- **Written request**
Give the records back in full, exactly as they read.

- **Stored data entries**

- - -

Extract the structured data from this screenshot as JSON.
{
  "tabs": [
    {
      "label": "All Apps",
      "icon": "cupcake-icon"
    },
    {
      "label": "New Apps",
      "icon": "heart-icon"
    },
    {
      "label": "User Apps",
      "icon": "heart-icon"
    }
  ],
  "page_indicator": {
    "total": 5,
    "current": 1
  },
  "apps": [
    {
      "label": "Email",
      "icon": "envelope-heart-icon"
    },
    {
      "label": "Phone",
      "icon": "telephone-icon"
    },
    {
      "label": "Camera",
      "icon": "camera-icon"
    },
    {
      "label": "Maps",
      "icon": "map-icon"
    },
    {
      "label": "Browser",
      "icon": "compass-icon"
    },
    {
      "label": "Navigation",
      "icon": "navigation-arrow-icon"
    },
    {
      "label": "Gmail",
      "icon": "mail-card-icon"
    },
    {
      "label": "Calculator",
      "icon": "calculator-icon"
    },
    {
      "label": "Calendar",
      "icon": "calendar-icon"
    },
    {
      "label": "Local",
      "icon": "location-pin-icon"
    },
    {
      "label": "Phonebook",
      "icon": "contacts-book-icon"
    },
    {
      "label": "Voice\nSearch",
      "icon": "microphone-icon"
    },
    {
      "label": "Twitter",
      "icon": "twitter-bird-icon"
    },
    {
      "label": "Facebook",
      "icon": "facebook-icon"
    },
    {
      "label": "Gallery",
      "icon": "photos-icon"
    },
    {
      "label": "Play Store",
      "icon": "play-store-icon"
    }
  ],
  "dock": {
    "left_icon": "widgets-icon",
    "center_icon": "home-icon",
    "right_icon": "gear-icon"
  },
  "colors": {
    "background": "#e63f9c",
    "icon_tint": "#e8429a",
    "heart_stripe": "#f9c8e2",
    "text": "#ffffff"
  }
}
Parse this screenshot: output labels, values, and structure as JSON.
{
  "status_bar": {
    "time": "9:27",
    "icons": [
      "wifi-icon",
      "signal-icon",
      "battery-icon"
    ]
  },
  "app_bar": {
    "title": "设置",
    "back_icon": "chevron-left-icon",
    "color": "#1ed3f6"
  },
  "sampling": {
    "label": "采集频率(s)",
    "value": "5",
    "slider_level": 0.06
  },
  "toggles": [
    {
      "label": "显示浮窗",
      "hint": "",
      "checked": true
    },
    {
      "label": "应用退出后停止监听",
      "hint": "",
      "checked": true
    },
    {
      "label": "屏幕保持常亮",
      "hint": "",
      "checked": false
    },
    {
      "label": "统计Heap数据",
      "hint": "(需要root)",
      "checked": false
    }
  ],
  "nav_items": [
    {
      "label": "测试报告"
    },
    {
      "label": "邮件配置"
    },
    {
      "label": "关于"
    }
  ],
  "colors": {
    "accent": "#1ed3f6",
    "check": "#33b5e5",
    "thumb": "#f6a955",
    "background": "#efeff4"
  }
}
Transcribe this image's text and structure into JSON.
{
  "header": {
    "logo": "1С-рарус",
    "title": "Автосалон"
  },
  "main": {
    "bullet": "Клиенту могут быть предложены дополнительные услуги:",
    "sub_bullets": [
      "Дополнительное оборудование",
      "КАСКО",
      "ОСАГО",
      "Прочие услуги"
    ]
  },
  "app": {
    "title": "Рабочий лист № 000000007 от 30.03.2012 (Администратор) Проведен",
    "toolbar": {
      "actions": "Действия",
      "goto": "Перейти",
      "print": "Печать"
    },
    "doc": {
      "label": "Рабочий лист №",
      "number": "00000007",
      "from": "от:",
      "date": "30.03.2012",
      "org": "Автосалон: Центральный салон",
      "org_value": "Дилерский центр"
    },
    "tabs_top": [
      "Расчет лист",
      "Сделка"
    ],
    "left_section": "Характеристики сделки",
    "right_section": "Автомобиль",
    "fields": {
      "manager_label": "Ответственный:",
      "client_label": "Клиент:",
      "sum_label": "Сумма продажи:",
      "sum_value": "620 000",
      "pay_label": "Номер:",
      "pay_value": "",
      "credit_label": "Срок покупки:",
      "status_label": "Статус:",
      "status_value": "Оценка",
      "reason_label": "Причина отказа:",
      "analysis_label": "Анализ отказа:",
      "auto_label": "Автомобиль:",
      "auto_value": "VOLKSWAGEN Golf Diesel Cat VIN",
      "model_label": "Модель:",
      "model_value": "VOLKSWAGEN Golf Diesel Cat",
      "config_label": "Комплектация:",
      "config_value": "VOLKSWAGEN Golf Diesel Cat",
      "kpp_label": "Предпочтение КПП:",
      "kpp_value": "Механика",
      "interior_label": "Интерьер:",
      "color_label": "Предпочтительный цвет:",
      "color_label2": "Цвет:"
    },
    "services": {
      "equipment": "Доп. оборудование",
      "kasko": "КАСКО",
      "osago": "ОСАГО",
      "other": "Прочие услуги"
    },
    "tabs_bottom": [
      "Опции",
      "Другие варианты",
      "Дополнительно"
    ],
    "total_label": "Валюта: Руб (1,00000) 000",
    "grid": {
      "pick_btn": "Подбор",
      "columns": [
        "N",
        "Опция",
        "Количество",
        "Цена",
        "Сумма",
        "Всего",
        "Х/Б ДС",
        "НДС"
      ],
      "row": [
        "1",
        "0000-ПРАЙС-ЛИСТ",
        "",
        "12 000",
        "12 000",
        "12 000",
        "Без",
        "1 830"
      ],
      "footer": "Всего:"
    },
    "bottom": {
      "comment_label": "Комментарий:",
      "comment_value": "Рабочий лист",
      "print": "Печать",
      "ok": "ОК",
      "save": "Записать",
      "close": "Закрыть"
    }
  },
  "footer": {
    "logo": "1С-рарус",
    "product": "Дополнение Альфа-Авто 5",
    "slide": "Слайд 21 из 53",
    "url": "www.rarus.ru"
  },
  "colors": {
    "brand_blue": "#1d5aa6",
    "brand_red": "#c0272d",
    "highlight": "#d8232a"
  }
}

- - -

- **Reply**
Extract the structured data from this screenshot as JSON.
{
  "tabs": [
    {
      "label": "All Apps",
      "icon": "cupcake-icon"
    },
    {
      "label": "New Apps",
      "icon": "heart-icon"
    },
    {
      "label": "User Apps",
      "icon": "heart-icon"
    }
  ],
  "page_indicator": {
    "total": 5,
    "current": 1
  },
  "apps": [
    {
      "label": "Email",
      "icon": "envelope-heart-icon"
    },
    {
      "label": "Phone",
      "icon": "telephone-icon"
    },
    {
      "label": "Camera",
      "icon": "camera-icon"
    },
    {
      "label": "Maps",
      "icon": "map-icon"
    },
    {
      "label": "Browser",
      "icon": "compass-icon"
    },
    {
      "label": "Navigation",
      "icon": "navigation-arrow-icon"
    },
    {
      "label": "Gmail",
      "icon": "mail-card-icon"
    },
    {
      "label": "Calculator",
      "icon": "calculator-icon"
    },
    {
      "label": "Calendar",
      "icon": "calendar-icon"
    },
    {
      "label": "Local",
      "icon": "location-pin-icon"
    },
    {
      "label": "Phonebook",
      "icon": "contacts-book-icon"
    },
    {
      "label": "Voice\nSearch",
      "icon": "microphone-icon"
    },
    {
      "label": "Twitter",
      "icon": "twitter-bird-icon"
    },
    {
      "label": "Facebook",
      "icon": "facebook-icon"
    },
    {
      "label": "Gallery",
      "icon": "photos-icon"
    },
    {
      "label": "Play Store",
      "icon": "play-store-icon"
    }
  ],
  "dock": {
    "left_icon": "widgets-icon",
    "center_icon": "home-icon",
    "right_icon": "gear-icon"
  },
  "colors": {
    "background": "#e63f9c",
    "icon_tint": "#e8429a",
    "heart_stripe": "#f9c8e2",
    "text": "#ffffff"
  }
}
Parse this screenshot: output labels, values, and structure as JSON.
{
  "status_bar": {
    "time": "9:27",
    "icons": [
      "wifi-icon",
      "signal-icon",
      "battery-icon"
    ]
  },
  "app_bar": {
    "title": "设置",
    "back_icon": "chevron-left-icon",
    "color": "#1ed3f6"
  },
  "sampling": {
    "label": "采集频率(s)",
    "value": "5",
    "slider_level": 0.06
  },
  "toggles": [
    {
      "label": "显示浮窗",
      "hint": "",
      "checked": true
    },
    {
      "label": "应用退出后停止监听",
      "hint": "",
      "checked": true
    },
    {
      "label": "屏幕保持常亮",
      "hint": "",
      "checked": false
    },
    {
      "label": "统计Heap数据",
      "hint": "(需要root)",
      "checked": false
    }
  ],
  "nav_items": [
    {
      "label": "测试报告"
    },
    {
      "label": "邮件配置"
    },
    {
      "label": "关于"
    }
  ],
  "colors": {
    "accent": "#1ed3f6",
    "check": "#33b5e5",
    "thumb": "#f6a955",
    "background": "#efeff4"
  }
}
Transcribe this image's text and structure into JSON.
{
  "header": {
    "logo": "1С-рарус",
    "title": "Автосалон"
  },
  "main": {
    "bullet": "Клиенту могут быть предложены дополнительные услуги:",
    "sub_bullets": [
      "Дополнительное оборудование",
      "КАСКО",
      "ОСАГО",
      "Прочие услуги"
    ]
  },
  "app": {
    "title": "Рабочий лист № 000000007 от 30.03.2012 (Администратор) Проведен",
    "toolbar": {
      "actions": "Действия",
      "goto": "Перейти",
      "print": "Печать"
    },
    "doc": {
      "label": "Рабочий лист №",
      "number": "00000007",
      "from": "от:",
      "date": "30.03.2012",
      "org": "Автосалон: Центральный салон",
      "org_value": "Дилерский центр"
    },
    "tabs_top": [
      "Расчет лист",
      "Сделка"
    ],
    "left_section": "Характеристики сделки",
    "right_section": "Автомобиль",
    "fields": {
      "manager_label": "Ответственный:",
      "client_label": "Клиент:",
      "sum_label": "Сумма продажи:",
      "sum_value": "620 000",
      "pay_label": "Номер:",
      "pay_value": "",
      "credit_label": "Срок покупки:",
      "status_label": "Статус:",
      "status_value": "Оценка",
      "reason_label": "Причина отказа:",
      "analysis_label": "Анализ отказа:",
      "auto_label": "Автомобиль:",
      "auto_value": "VOLKSWAGEN Golf Diesel Cat VIN",
      "model_label": "Модель:",
      "model_value": "VOLKSWAGEN Golf Diesel Cat",
      "config_label": "Комплектация:",
      "config_value": "VOLKSWAGEN Golf Diesel Cat",
      "kpp_label": "Предпочтение КПП:",
      "kpp_value": "Механика",
      "interior_label": "Интерьер:",
      "color_label": "Предпочтительный цвет:",
      "color_label2": "Цвет:"
    },
    "services": {
      "equipment": "Доп. оборудование",
      "kasko": "КАСКО",
      "osago": "ОСАГО",
      "other": "Прочие услуги"
    },
    "tabs_bottom": [
      "Опции",
      "Другие варианты",
      "Дополнительно"
    ],
    "total_label": "Валюта: Руб (1,00000) 000",
    "grid": {
      "pick_btn": "Подбор",
      "columns": [
        "N",
        "Опция",
        "Количество",
        "Цена",
        "Сумма",
        "Всего",
        "Х/Б ДС",
        "НДС"
      ],
      "row": [
        "1",
        "0000-ПРАЙС-ЛИСТ",
        "",
        "12 000",
        "12 000",
        "12 000",
        "Без",
        "1 830"
      ],
      "footer": "Всего:"
    },
    "bottom": {
      "comment_label": "Комментарий:",
      "comment_value": "Рабочий лист",
      "print": "Печать",
      "ok": "ОК",
      "save": "Записать",
      "close": "Закрыть"
    }
  },
  "footer": {
    "logo": "1С-рарус",
    "product": "Дополнение Альфа-Авто 5",
    "slide": "Слайд 21 из 53",
    "url": "www.rarus.ru"
  },
  "colors": {
    "brand_blue": "#1d5aa6",
    "brand_red": "#c0272d",
    "highlight": "#d8232a"
  }
}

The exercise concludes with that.